** start **
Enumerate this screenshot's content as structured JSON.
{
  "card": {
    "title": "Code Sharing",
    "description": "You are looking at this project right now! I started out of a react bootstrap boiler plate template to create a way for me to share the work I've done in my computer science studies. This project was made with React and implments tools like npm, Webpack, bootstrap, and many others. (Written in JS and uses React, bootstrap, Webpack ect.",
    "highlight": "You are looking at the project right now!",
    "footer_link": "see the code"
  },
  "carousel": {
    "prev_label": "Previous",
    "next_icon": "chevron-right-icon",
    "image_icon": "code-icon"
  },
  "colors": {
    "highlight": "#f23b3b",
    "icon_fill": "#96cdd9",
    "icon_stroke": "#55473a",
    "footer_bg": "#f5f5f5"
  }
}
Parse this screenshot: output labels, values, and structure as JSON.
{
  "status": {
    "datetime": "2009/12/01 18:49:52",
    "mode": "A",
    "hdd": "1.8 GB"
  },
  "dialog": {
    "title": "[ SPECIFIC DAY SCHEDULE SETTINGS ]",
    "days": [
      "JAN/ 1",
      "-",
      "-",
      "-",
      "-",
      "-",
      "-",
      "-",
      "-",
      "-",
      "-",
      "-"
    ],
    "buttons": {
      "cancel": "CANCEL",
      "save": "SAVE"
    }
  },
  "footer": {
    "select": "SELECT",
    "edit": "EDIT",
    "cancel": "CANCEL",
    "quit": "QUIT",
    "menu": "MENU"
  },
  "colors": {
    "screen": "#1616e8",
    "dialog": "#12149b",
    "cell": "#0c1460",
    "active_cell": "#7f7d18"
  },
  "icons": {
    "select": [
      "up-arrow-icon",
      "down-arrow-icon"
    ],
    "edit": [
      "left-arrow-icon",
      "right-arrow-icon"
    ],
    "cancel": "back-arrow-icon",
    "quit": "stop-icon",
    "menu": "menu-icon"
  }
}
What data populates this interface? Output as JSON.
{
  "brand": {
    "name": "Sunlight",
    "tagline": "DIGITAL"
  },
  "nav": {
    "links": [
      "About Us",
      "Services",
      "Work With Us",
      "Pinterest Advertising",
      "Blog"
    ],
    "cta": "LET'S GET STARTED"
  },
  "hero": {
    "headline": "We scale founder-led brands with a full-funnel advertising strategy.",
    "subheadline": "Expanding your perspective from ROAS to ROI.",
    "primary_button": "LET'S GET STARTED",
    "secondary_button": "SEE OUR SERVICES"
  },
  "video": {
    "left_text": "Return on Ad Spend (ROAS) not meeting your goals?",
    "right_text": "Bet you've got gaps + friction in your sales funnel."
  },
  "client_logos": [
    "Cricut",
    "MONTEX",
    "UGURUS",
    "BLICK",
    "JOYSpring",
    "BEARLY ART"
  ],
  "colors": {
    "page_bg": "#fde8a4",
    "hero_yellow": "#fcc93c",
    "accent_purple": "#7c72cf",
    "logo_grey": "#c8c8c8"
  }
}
** end **
Search the data for "JSON". Copy every matching line.

The answer:
Enumerate this screenshot's content as structured JSON.
Parse this screenshot: output labels, values, and structure as JSON.
What data populates this interface? Output as JSON.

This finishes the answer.